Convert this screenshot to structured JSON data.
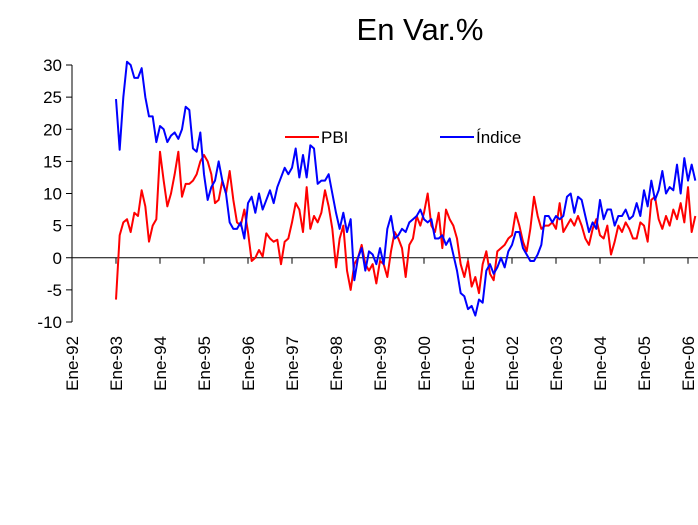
{
  "chart_data": {
    "type": "line",
    "title": "En Var.%",
    "categories": [
      "Ene-92",
      null,
      null,
      null,
      null,
      null,
      null,
      null,
      null,
      null,
      null,
      null,
      "Ene-93",
      null,
      null,
      null,
      null,
      null,
      null,
      null,
      null,
      null,
      null,
      null,
      "Ene-94",
      null,
      null,
      null,
      null,
      null,
      null,
      null,
      null,
      null,
      null,
      null,
      "Ene-95",
      null,
      null,
      null,
      null,
      null,
      null,
      null,
      null,
      null,
      null,
      null,
      "Ene-96",
      null,
      null,
      null,
      null,
      null,
      null,
      null,
      null,
      null,
      null,
      null,
      "Ene-97",
      null,
      null,
      null,
      null,
      null,
      null,
      null,
      null,
      null,
      null,
      null,
      "Ene-98",
      null,
      null,
      null,
      null,
      null,
      null,
      null,
      null,
      null,
      null,
      null,
      "Ene-99",
      null,
      null,
      null,
      null,
      null,
      null,
      null,
      null,
      null,
      null,
      null,
      "Ene-00",
      null,
      null,
      null,
      null,
      null,
      null,
      null,
      null,
      null,
      null,
      null,
      "Ene-01",
      null,
      null,
      null,
      null,
      null,
      null,
      null,
      null,
      null,
      null,
      null,
      "Ene-02",
      null,
      null,
      null,
      null,
      null,
      null,
      null,
      null,
      null,
      null,
      null,
      "Ene-03",
      null,
      null,
      null,
      null,
      null,
      null,
      null,
      null,
      null,
      null,
      null,
      "Ene-04",
      null,
      null,
      null,
      null,
      null,
      null,
      null,
      null,
      null,
      null,
      null,
      "Ene-05",
      null,
      null,
      null,
      null,
      null,
      null,
      null,
      null,
      null,
      null,
      null,
      "Ene-06",
      null,
      null
    ],
    "series": [
      {
        "name": "PBI",
        "color": "#ff0000",
        "values": [
          null,
          null,
          null,
          null,
          null,
          null,
          null,
          null,
          null,
          null,
          null,
          null,
          -6.5,
          3.5,
          5.5,
          6,
          4,
          7,
          6.5,
          10.5,
          8,
          2.5,
          5,
          6,
          16.5,
          12,
          8,
          10,
          13,
          16.5,
          9.5,
          11.5,
          11.5,
          12,
          13,
          15,
          16,
          15,
          13,
          8.5,
          9,
          12,
          10,
          13.5,
          9,
          5.5,
          5,
          7.5,
          4,
          -0.5,
          0,
          1.2,
          0.2,
          3.8,
          3,
          2.5,
          2.8,
          -1,
          2.5,
          3,
          5.5,
          8.5,
          7.5,
          4,
          11,
          4.5,
          6.5,
          5.5,
          7,
          10.5,
          8,
          4.5,
          -1.5,
          3,
          5,
          -2,
          -5,
          -1,
          0,
          2,
          -1,
          -2,
          -1,
          -4,
          -0.5,
          -1,
          -3,
          1,
          4,
          3,
          1.5,
          -3,
          2,
          3,
          6.5,
          5,
          7,
          10,
          5,
          4,
          7,
          1.5,
          7.5,
          6,
          5,
          3,
          -1,
          -3,
          -0.5,
          -4.5,
          -3,
          -5.5,
          -1,
          1,
          -2.5,
          -3.5,
          1,
          1.5,
          2,
          3,
          3.5,
          7,
          5,
          2.5,
          1,
          4.5,
          9.5,
          6.5,
          4.5,
          5,
          5,
          5.5,
          4.5,
          8.5,
          4,
          5,
          6,
          5,
          6.5,
          5,
          3,
          2,
          4.5,
          6,
          3.5,
          3,
          5,
          0.5,
          2.5,
          5,
          4,
          5.5,
          4.5,
          3,
          3,
          5.5,
          5,
          2.5,
          9,
          9.5,
          6,
          4.5,
          6.5,
          5,
          7.5,
          6,
          8.5,
          5.5,
          11,
          4,
          6.5
        ]
      },
      {
        "name": "Índice",
        "color": "#0000ff",
        "values": [
          null,
          null,
          null,
          null,
          null,
          null,
          null,
          null,
          null,
          null,
          null,
          null,
          24.7,
          16.8,
          25,
          30.5,
          30,
          28,
          28,
          29.5,
          25,
          22,
          22,
          18,
          20.5,
          20,
          18,
          19,
          19.5,
          18.5,
          20,
          23.5,
          23,
          17,
          16.5,
          19.5,
          13,
          9,
          11,
          12,
          15,
          12,
          10,
          5.5,
          4.5,
          4.5,
          5.5,
          3,
          8.5,
          9.5,
          7,
          10,
          7.5,
          9,
          10.5,
          8.5,
          11,
          12.5,
          14,
          13,
          14,
          17,
          12.5,
          16,
          12.5,
          17.5,
          17,
          11.5,
          12,
          12,
          13,
          10,
          7,
          4.5,
          7,
          4,
          6,
          -3.5,
          0,
          1.5,
          -2,
          1,
          0.5,
          -1,
          1.5,
          -1,
          4.5,
          6.5,
          3,
          3.5,
          4.5,
          4,
          5.5,
          6,
          6.5,
          7.5,
          6,
          5.5,
          6,
          3,
          3,
          3.5,
          2,
          3,
          0.5,
          -2,
          -5.5,
          -6,
          -8,
          -7.5,
          -9,
          -6.5,
          -7,
          -2,
          -1,
          -2.5,
          -1.5,
          0,
          -1.5,
          1,
          2,
          4,
          4,
          1.5,
          0.5,
          -0.5,
          -0.5,
          0.5,
          2,
          6.5,
          6.5,
          5.5,
          6.5,
          6,
          6.5,
          9.5,
          10,
          7,
          9.5,
          9,
          6.5,
          4,
          5.5,
          4.5,
          9,
          6,
          7.5,
          7.5,
          5,
          6.5,
          6.5,
          7.5,
          6,
          6.5,
          8.5,
          6.5,
          10.5,
          8,
          12,
          9,
          10.5,
          13.5,
          10,
          11,
          10.5,
          14.5,
          10,
          15.5,
          12,
          14.5,
          12
        ]
      }
    ],
    "ylim": [
      -10,
      30
    ],
    "yticks": [
      -10,
      -5,
      0,
      5,
      10,
      15,
      20,
      25,
      30
    ]
  }
}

▶ _STATED EXERCISE_: Make an exact copy of the data, leaving its pictures out.

▶ _CORRECT RESPONSE_:
Convert this screenshot to structured JSON data.
{
  "chart_data": {
    "type": "line",
    "title": "En Var.%",
    "categories": [
      "Ene-92",
      null,
      null,
      null,
      null,
      null,
      null,
      null,
      null,
      null,
      null,
      null,
      "Ene-93",
      null,
      null,
      null,
      null,
      null,
      null,
      null,
      null,
      null,
      null,
      null,
      "Ene-94",
      null,
      null,
      null,
      null,
      null,
      null,
      null,
      null,
      null,
      null,
      null,
      "Ene-95",
      null,
      null,
      null,
      null,
      null,
      null,
      null,
      null,
      null,
      null,
      null,
      "Ene-96",
      null,
      null,
      null,
      null,
      null,
      null,
      null,
      null,
      null,
      null,
      null,
      "Ene-97",
      null,
      null,
      null,
      null,
      null,
      null,
      null,
      null,
      null,
      null,
      null,
      "Ene-98",
      null,
      null,
      null,
      null,
      null,
      null,
      null,
      null,
      null,
      null,
      null,
      "Ene-99",
      null,
      null,
      null,
      null,
      null,
      null,
      null,
      null,
      null,
      null,
      null,
      "Ene-00",
      null,
      null,
      null,
      null,
      null,
      null,
      null,
      null,
      null,
      null,
      null,
      "Ene-01",
      null,
      null,
      null,
      null,
      null,
      null,
      null,
      null,
      null,
      null,
      null,
      "Ene-02",
      null,
      null,
      null,
      null,
      null,
      null,
      null,
      null,
      null,
      null,
      null,
      "Ene-03",
      null,
      null,
      null,
      null,
      null,
      null,
      null,
      null,
      null,
      null,
      null,
      "Ene-04",
      null,
      null,
      null,
      null,
      null,
      null,
      null,
      null,
      null,
      null,
      null,
      "Ene-05",
      null,
      null,
      null,
      null,
      null,
      null,
      null,
      null,
      null,
      null,
      null,
      "Ene-06",
      null,
      null
    ],
    "series": [
      {
        "name": "PBI",
        "color": "#ff0000",
        "values": [
          null,
          null,
          null,
          null,
          null,
          null,
          null,
          null,
          null,
          null,
          null,
          null,
          -6.5,
          3.5,
          5.5,
          6,
          4,
          7,
          6.5,
          10.5,
          8,
          2.5,
          5,
          6,
          16.5,
          12,
          8,
          10,
          13,
          16.5,
          9.5,
          11.5,
          11.5,
          12,
          13,
          15,
          16,
          15,
          13,
          8.5,
          9,
          12,
          10,
          13.5,
          9,
          5.5,
          5,
          7.5,
          4,
          -0.5,
          0,
          1.2,
          0.2,
          3.8,
          3,
          2.5,
          2.8,
          -1,
          2.5,
          3,
          5.5,
          8.5,
          7.5,
          4,
          11,
          4.5,
          6.5,
          5.5,
          7,
          10.5,
          8,
          4.5,
          -1.5,
          3,
          5,
          -2,
          -5,
          -1,
          0,
          2,
          -1,
          -2,
          -1,
          -4,
          -0.5,
          -1,
          -3,
          1,
          4,
          3,
          1.5,
          -3,
          2,
          3,
          6.5,
          5,
          7,
          10,
          5,
          4,
          7,
          1.5,
          7.5,
          6,
          5,
          3,
          -1,
          -3,
          -0.5,
          -4.5,
          -3,
          -5.5,
          -1,
          1,
          -2.5,
          -3.5,
          1,
          1.5,
          2,
          3,
          3.5,
          7,
          5,
          2.5,
          1,
          4.5,
          9.5,
          6.5,
          4.5,
          5,
          5,
          5.5,
          4.5,
          8.5,
          4,
          5,
          6,
          5,
          6.5,
          5,
          3,
          2,
          4.5,
          6,
          3.5,
          3,
          5,
          0.5,
          2.5,
          5,
          4,
          5.5,
          4.5,
          3,
          3,
          5.5,
          5,
          2.5,
          9,
          9.5,
          6,
          4.5,
          6.5,
          5,
          7.5,
          6,
          8.5,
          5.5,
          11,
          4,
          6.5
        ]
      },
      {
        "name": "Índice",
        "color": "#0000ff",
        "values": [
          null,
          null,
          null,
          null,
          null,
          null,
          null,
          null,
          null,
          null,
          null,
          null,
          24.7,
          16.8,
          25,
          30.5,
          30,
          28,
          28,
          29.5,
          25,
          22,
          22,
          18,
          20.5,
          20,
          18,
          19,
          19.5,
          18.5,
          20,
          23.5,
          23,
          17,
          16.5,
          19.5,
          13,
          9,
          11,
          12,
          15,
          12,
          10,
          5.5,
          4.5,
          4.5,
          5.5,
          3,
          8.5,
          9.5,
          7,
          10,
          7.5,
          9,
          10.5,
          8.5,
          11,
          12.5,
          14,
          13,
          14,
          17,
          12.5,
          16,
          12.5,
          17.5,
          17,
          11.5,
          12,
          12,
          13,
          10,
          7,
          4.5,
          7,
          4,
          6,
          -3.5,
          0,
          1.5,
          -2,
          1,
          0.5,
          -1,
          1.5,
          -1,
          4.5,
          6.5,
          3,
          3.5,
          4.5,
          4,
          5.5,
          6,
          6.5,
          7.5,
          6,
          5.5,
          6,
          3,
          3,
          3.5,
          2,
          3,
          0.5,
          -2,
          -5.5,
          -6,
          -8,
          -7.5,
          -9,
          -6.5,
          -7,
          -2,
          -1,
          -2.5,
          -1.5,
          0,
          -1.5,
          1,
          2,
          4,
          4,
          1.5,
          0.5,
          -0.5,
          -0.5,
          0.5,
          2,
          6.5,
          6.5,
          5.5,
          6.5,
          6,
          6.5,
          9.5,
          10,
          7,
          9.5,
          9,
          6.5,
          4,
          5.5,
          4.5,
          9,
          6,
          7.5,
          7.5,
          5,
          6.5,
          6.5,
          7.5,
          6,
          6.5,
          8.5,
          6.5,
          10.5,
          8,
          12,
          9,
          10.5,
          13.5,
          10,
          11,
          10.5,
          14.5,
          10,
          15.5,
          12,
          14.5,
          12
        ]
      }
    ],
    "ylim": [
      -10,
      30
    ],
    "yticks": [
      -10,
      -5,
      0,
      5,
      10,
      15,
      20,
      25,
      30
    ]
  }
}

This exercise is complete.